## Your goal
Repeat the full listing, word for word.

=-=-=-=-=

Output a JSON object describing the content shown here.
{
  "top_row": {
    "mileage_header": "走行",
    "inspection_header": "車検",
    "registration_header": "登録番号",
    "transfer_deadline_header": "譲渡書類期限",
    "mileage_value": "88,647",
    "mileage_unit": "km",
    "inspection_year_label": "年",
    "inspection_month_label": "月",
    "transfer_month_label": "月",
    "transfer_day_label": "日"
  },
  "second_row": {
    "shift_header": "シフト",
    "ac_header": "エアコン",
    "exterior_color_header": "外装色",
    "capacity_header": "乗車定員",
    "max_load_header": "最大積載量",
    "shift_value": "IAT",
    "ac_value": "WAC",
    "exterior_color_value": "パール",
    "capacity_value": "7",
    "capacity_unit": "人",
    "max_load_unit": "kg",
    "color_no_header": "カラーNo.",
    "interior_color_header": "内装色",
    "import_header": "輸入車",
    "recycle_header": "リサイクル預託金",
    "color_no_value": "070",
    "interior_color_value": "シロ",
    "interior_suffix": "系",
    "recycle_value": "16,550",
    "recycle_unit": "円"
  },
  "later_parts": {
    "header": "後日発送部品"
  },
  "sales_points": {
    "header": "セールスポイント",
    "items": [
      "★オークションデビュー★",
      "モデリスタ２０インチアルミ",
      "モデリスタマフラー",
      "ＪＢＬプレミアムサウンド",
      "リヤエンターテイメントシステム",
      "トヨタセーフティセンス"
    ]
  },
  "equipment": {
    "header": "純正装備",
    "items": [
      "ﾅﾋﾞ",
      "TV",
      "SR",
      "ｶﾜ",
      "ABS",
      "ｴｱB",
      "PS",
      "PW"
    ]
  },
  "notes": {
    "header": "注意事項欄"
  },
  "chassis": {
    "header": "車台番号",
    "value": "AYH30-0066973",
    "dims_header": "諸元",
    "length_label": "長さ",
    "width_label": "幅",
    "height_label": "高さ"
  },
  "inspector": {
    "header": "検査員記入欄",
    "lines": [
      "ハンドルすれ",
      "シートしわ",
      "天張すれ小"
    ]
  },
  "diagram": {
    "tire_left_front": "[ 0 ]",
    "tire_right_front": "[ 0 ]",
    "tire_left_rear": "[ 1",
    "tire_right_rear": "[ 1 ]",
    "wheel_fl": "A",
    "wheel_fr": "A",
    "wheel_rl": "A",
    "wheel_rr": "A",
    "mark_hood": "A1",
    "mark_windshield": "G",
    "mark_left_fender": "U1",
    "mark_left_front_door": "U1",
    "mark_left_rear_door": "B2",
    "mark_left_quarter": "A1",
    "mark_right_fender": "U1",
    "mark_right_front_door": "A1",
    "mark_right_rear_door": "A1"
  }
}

=-=-=-=-=

## Solution to the problem
Output a JSON object describing the content shown here.
{
  "top_row": {
    "mileage_header": "走行",
    "inspection_header": "車検",
    "registration_header": "登録番号",
    "transfer_deadline_header": "譲渡書類期限",
    "mileage_value": "88,647",
    "mileage_unit": "km",
    "inspection_year_label": "年",
    "inspection_month_label": "月",
    "transfer_month_label": "月",
    "transfer_day_label": "日"
  },
  "second_row": {
    "shift_header": "シフト",
    "ac_header": "エアコン",
    "exterior_color_header": "外装色",
    "capacity_header": "乗車定員",
    "max_load_header": "最大積載量",
    "shift_value": "IAT",
    "ac_value": "WAC",
    "exterior_color_value": "パール",
    "capacity_value": "7",
    "capacity_unit": "人",
    "max_load_unit": "kg",
    "color_no_header": "カラーNo.",
    "interior_color_header": "内装色",
    "import_header": "輸入車",
    "recycle_header": "リサイクル預託金",
    "color_no_value": "070",
    "interior_color_value": "シロ",
    "interior_suffix": "系",
    "recycle_value": "16,550",
    "recycle_unit": "円"
  },
  "later_parts": {
    "header": "後日発送部品"
  },
  "sales_points": {
    "header": "セールスポイント",
    "items": [
      "★オークションデビュー★",
      "モデリスタ２０インチアルミ",
      "モデリスタマフラー",
      "ＪＢＬプレミアムサウンド",
      "リヤエンターテイメントシステム",
      "トヨタセーフティセンス"
    ]
  },
  "equipment": {
    "header": "純正装備",
    "items": [
      "ﾅﾋﾞ",
      "TV",
      "SR",
      "ｶﾜ",
      "ABS",
      "ｴｱB",
      "PS",
      "PW"
    ]
  },
  "notes": {
    "header": "注意事項欄"
  },
  "chassis": {
    "header": "車台番号",
    "value": "AYH30-0066973",
    "dims_header": "諸元",
    "length_label": "長さ",
    "width_label": "幅",
    "height_label": "高さ"
  },
  "inspector": {
    "header": "検査員記入欄",
    "lines": [
      "ハンドルすれ",
      "シートしわ",
      "天張すれ小"
    ]
  },
  "diagram": {
    "tire_left_front": "[ 0 ]",
    "tire_right_front": "[ 0 ]",
    "tire_left_rear": "[ 1",
    "tire_right_rear": "[ 1 ]",
    "wheel_fl": "A",
    "wheel_fr": "A",
    "wheel_rl": "A",
    "wheel_rr": "A",
    "mark_hood": "A1",
    "mark_windshield": "G",
    "mark_left_fender": "U1",
    "mark_left_front_door": "U1",
    "mark_left_rear_door": "B2",
    "mark_left_quarter": "A1",
    "mark_right_fender": "U1",
    "mark_right_front_door": "A1",
    "mark_right_rear_door": "A1"
  }
}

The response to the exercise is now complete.